▸ **Task details**
Extract everything from the line containing "ok-button[interactable]: OK: [377, 866, 505, 922]" down to the line containing "266, 934, 314]", inclusive, and repeat those lines verbatim.
++++++
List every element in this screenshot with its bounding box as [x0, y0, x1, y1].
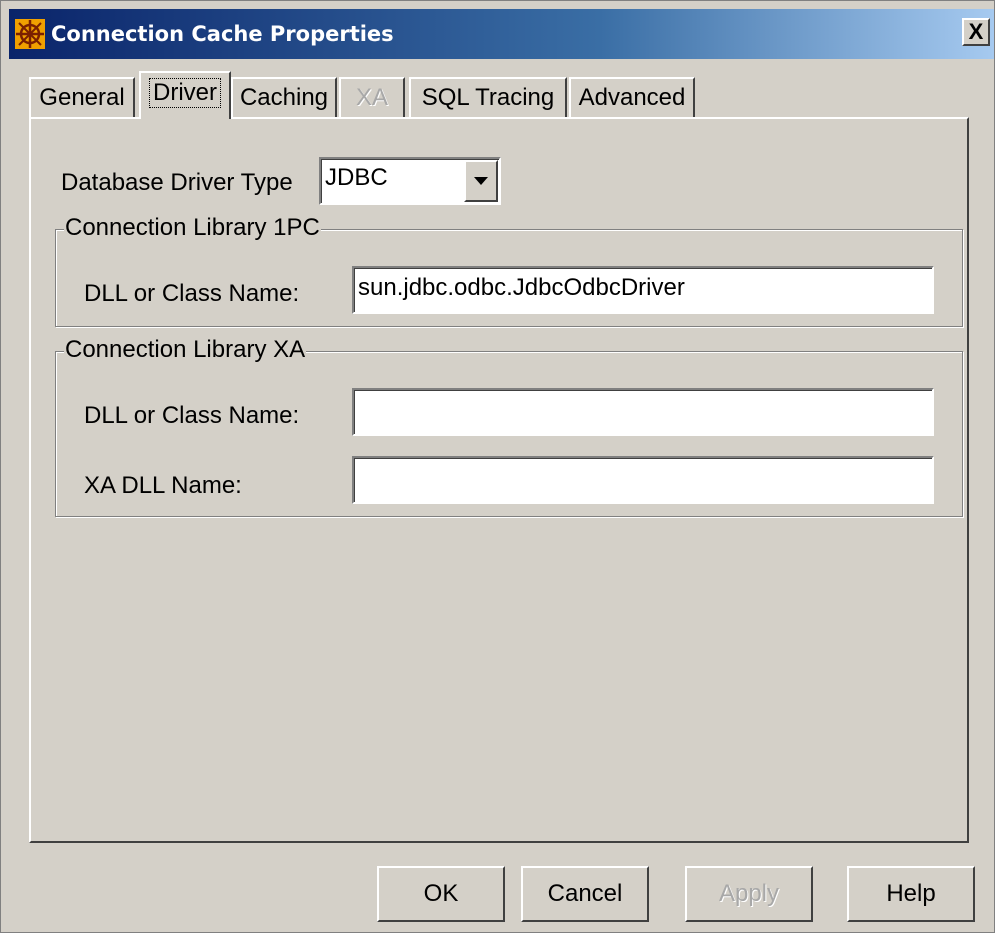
ok-button[interactable]: OK: [377, 866, 505, 922]
xa-class-name-label: DLL or Class Name:: [84, 402, 300, 429]
chevron-down-icon: [474, 172, 488, 190]
xa-dll-name-label: XA DLL Name:: [84, 472, 242, 499]
tab-sql-tracing[interactable]: SQL Tracing: [409, 77, 567, 117]
tab-caching[interactable]: Caching: [231, 77, 337, 117]
cancel-button-label: Cancel: [547, 880, 623, 907]
driver-type-value: JDBC: [325, 164, 388, 191]
class-name-label: DLL or Class Name:: [84, 280, 300, 307]
tab-general[interactable]: General: [29, 77, 135, 117]
tab-xa[interactable]: XA: [339, 77, 405, 117]
tab-driver[interactable]: Driver: [139, 71, 231, 119]
driver-type-label: Database Driver Type: [61, 169, 293, 196]
xa-dll-name-input[interactable]: [352, 456, 934, 504]
connection-library-xa-group: Connection Library XA DLL or Class Name:…: [55, 336, 963, 517]
tab-label: Advanced: [578, 84, 686, 111]
close-icon: X: [968, 19, 984, 44]
close-button[interactable]: X: [962, 18, 990, 46]
tab-label: General: [39, 84, 125, 111]
class-name-input[interactable]: sun.jdbc.odbc.JdbcOdbcDriver: [352, 266, 934, 314]
group-title: Connection Library 1PC: [64, 214, 321, 242]
ok-button-label: OK: [423, 880, 459, 907]
help-button[interactable]: Help: [847, 866, 975, 922]
tab-label: Driver: [149, 78, 221, 108]
tab-label: SQL Tracing: [421, 84, 555, 111]
window-title: Connection Cache Properties: [51, 22, 394, 46]
driver-type-select[interactable]: JDBC: [319, 157, 501, 205]
connection-library-1pc-group: Connection Library 1PC DLL or Class Name…: [55, 214, 963, 327]
xa-class-name-input[interactable]: [352, 388, 934, 436]
help-button-label: Help: [886, 880, 936, 907]
group-title: Connection Library XA: [64, 336, 307, 364]
tab-label: XA: [355, 84, 388, 111]
title-bar[interactable]: Connection Cache Properties X: [9, 9, 994, 59]
dropdown-button[interactable]: [464, 160, 498, 202]
apply-button[interactable]: Apply: [685, 866, 813, 922]
cancel-button[interactable]: Cancel: [521, 866, 649, 922]
tab-advanced[interactable]: Advanced: [569, 77, 695, 117]
connection-cache-icon: [13, 17, 47, 51]
tab-label: Caching: [239, 84, 329, 111]
driver-tab-panel: Database Driver Type JDBC Connection Lib…: [29, 117, 969, 843]
apply-button-label: Apply: [718, 880, 780, 907]
dialog-window: Connection Cache Properties X General Dr…: [0, 0, 995, 933]
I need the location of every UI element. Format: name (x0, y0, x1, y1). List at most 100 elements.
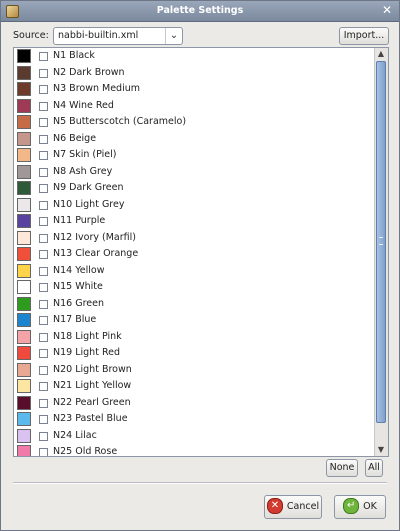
palette-checkbox[interactable] (39, 448, 48, 456)
palette-label: N8 Ash Grey (53, 165, 113, 177)
ok-button[interactable]: ↵ OK (334, 495, 386, 519)
palette-label: N17 Blue (53, 314, 97, 325)
palette-list-items: N1 Black N2 Dark Brown N3 Brown Medium N4 W… (14, 48, 375, 456)
palette-checkbox[interactable] (39, 217, 48, 226)
palette-row[interactable]: N10 Light Grey (14, 197, 375, 214)
palette-row[interactable]: N19 Light Red (14, 345, 375, 362)
palette-label: N22 Pearl Green (53, 396, 131, 408)
vertical-scrollbar[interactable]: ▲ ▼ (374, 48, 388, 456)
palette-row[interactable]: N17 Blue (14, 312, 375, 329)
palette-row[interactable]: N14 Yellow (14, 263, 375, 280)
color-swatch (17, 379, 31, 393)
palette-row[interactable]: N13 Clear Orange (14, 246, 375, 263)
palette-row[interactable]: N18 Light Pink (14, 329, 375, 346)
palette-checkbox[interactable] (39, 200, 48, 210)
palette-row[interactable]: N1 Black (14, 48, 375, 65)
window-title: Palette Settings (156, 5, 244, 16)
palette-checkbox[interactable] (39, 134, 48, 144)
palette-row[interactable]: N11 Purple (14, 213, 375, 230)
source-label: Source: (13, 30, 49, 41)
color-swatch (17, 164, 31, 179)
palette-checkbox[interactable] (39, 431, 48, 441)
palette-checkbox[interactable] (39, 233, 48, 243)
palette-checkbox[interactable] (39, 68, 48, 78)
color-swatch (17, 98, 31, 113)
color-swatch (17, 362, 31, 377)
palette-checkbox[interactable] (39, 332, 48, 342)
color-swatch (17, 263, 31, 278)
scrollbar-thumb[interactable] (376, 61, 386, 423)
select-all-button[interactable]: All (365, 459, 383, 477)
palette-checkbox[interactable] (39, 151, 48, 160)
palette-label: N19 Light Red (53, 347, 120, 358)
palette-checkbox[interactable] (39, 398, 48, 408)
palette-row[interactable]: N21 Light Yellow (14, 378, 375, 395)
palette-label: N11 Purple (53, 215, 106, 226)
palette-label: N25 Old Rose (53, 446, 118, 456)
chevron-down-icon[interactable]: ⌄ (165, 28, 182, 44)
palette-list[interactable]: N1 Black N2 Dark Brown N3 Brown Medium N4 W… (13, 47, 389, 457)
palette-checkbox[interactable] (39, 85, 48, 94)
palette-checkbox[interactable] (39, 316, 48, 325)
cancel-button[interactable]: ✕ Cancel (264, 495, 322, 519)
close-icon[interactable]: ✕ (381, 4, 393, 16)
palette-row[interactable]: N7 Skin (Piel) (14, 147, 375, 164)
import-button[interactable]: Import... (339, 27, 389, 45)
source-select[interactable]: nabbi-builtin.xml ⌄ (53, 27, 183, 45)
palette-label: N13 Clear Orange (53, 248, 139, 259)
palette-checkbox[interactable] (39, 415, 48, 424)
palette-checkbox[interactable] (39, 365, 48, 375)
palette-row[interactable]: N23 Pastel Blue (14, 411, 375, 428)
color-swatch (17, 247, 31, 261)
palette-row[interactable]: N5 Butterscotch (Caramelo) (14, 114, 375, 131)
palette-checkbox[interactable] (39, 101, 48, 111)
palette-row[interactable]: N3 Brown Medium (14, 81, 375, 98)
scroll-up-icon[interactable]: ▲ (375, 48, 387, 60)
color-swatch (17, 296, 31, 311)
ok-label: OK (363, 501, 377, 512)
palette-row[interactable]: N12 Ivory (Marfil) (14, 230, 375, 247)
palette-checkbox[interactable] (39, 184, 48, 193)
palette-checkbox[interactable] (39, 349, 48, 358)
palette-checkbox[interactable] (39, 167, 48, 177)
palette-settings-dialog: Palette Settings ✕ Source: nabbi-builtin… (0, 0, 400, 531)
color-swatch (17, 412, 31, 426)
color-swatch (17, 329, 31, 344)
color-swatch (17, 395, 31, 410)
palette-row[interactable]: N15 White (14, 279, 375, 296)
palette-checkbox[interactable] (39, 266, 48, 276)
scroll-down-icon[interactable]: ▼ (375, 444, 387, 456)
palette-checkbox[interactable] (39, 283, 48, 292)
palette-label: N7 Skin (Piel) (53, 149, 117, 160)
palette-row[interactable]: N2 Dark Brown (14, 65, 375, 82)
palette-row[interactable]: N20 Light Brown (14, 362, 375, 379)
palette-checkbox[interactable] (39, 382, 48, 391)
grip-icon (379, 237, 383, 245)
palette-checkbox[interactable] (39, 250, 48, 259)
palette-row[interactable]: N8 Ash Grey (14, 164, 375, 181)
palette-row[interactable]: N16 Green (14, 296, 375, 313)
palette-label: N1 Black (53, 50, 95, 61)
ok-arrow-icon: ↵ (343, 497, 360, 514)
source-row: Source: nabbi-builtin.xml ⌄ Import... (13, 27, 389, 45)
palette-row[interactable]: N6 Beige (14, 131, 375, 148)
palette-checkbox[interactable] (39, 52, 48, 61)
color-swatch (17, 197, 31, 212)
palette-row[interactable]: N24 Lilac (14, 428, 375, 445)
palette-row[interactable]: N9 Dark Green (14, 180, 375, 197)
palette-checkbox[interactable] (39, 118, 48, 127)
palette-label: N14 Yellow (53, 264, 105, 276)
palette-row[interactable]: N22 Pearl Green (14, 395, 375, 412)
select-none-button[interactable]: None (326, 459, 358, 477)
palette-checkbox[interactable] (39, 299, 48, 309)
color-swatch (17, 131, 31, 146)
palette-label: N2 Dark Brown (53, 66, 125, 78)
app-icon (6, 5, 19, 18)
color-swatch (17, 230, 31, 245)
palette-label: N6 Beige (53, 132, 97, 144)
color-swatch (17, 428, 31, 443)
color-swatch (17, 49, 31, 63)
title-bar[interactable]: Palette Settings ✕ (1, 1, 399, 22)
palette-row[interactable]: N25 Old Rose (14, 444, 375, 456)
palette-row[interactable]: N4 Wine Red (14, 98, 375, 115)
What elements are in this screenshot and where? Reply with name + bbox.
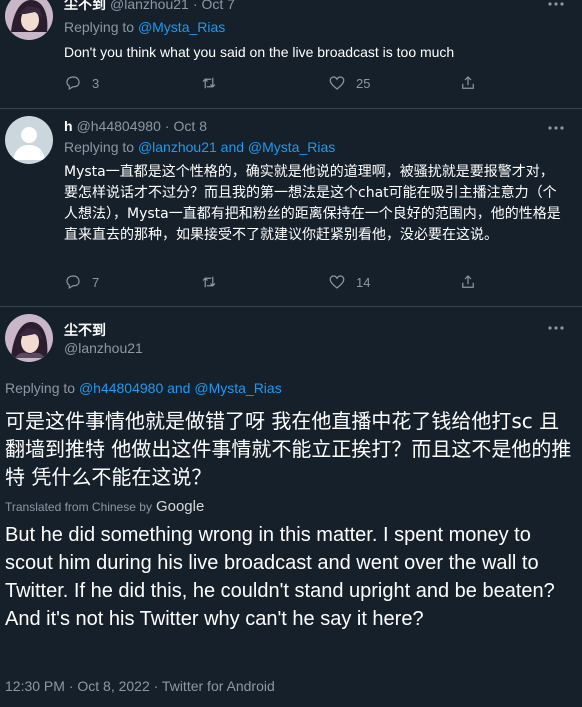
++++++
▸ **Final result**
ok-button[interactable]: OK: [377, 866, 505, 922]
xa-class-name-label: DLL or Class Name:: [84, 402, 300, 429]
chevron-down-icon: [474, 172, 488, 190]
xa-dll-name-label: XA DLL Name:: [84, 472, 242, 499]
tab-sql-tracing[interactable]: SQL Tracing: [409, 77, 567, 117]
tab-caching[interactable]: Caching: [231, 77, 337, 117]
cancel-button-label: Cancel: [547, 880, 623, 907]
driver-type-value: JDBC: [325, 164, 388, 191]
class-name-label: DLL or Class Name:: [84, 280, 300, 307]
tab-general[interactable]: General: [29, 77, 135, 117]
tab-xa[interactable]: XA: [339, 77, 405, 117]
tab-driver[interactable]: Driver: [139, 71, 231, 119]
driver-type-label: Database Driver Type: [61, 169, 293, 196]
xa-dll-name-input[interactable]: [352, 456, 934, 504]
connection-library-xa-group: Connection Library XA DLL or Class Name:…: [55, 336, 963, 517]
tab-label: Advanced: [578, 84, 686, 111]
close-icon: X: [968, 19, 984, 44]
close-button[interactable]: X: [962, 18, 990, 46]
tab-label: General: [39, 84, 125, 111]
class-name-input[interactable]: sun.jdbc.odbc.JdbcOdbcDriver: [352, 266, 934, 314]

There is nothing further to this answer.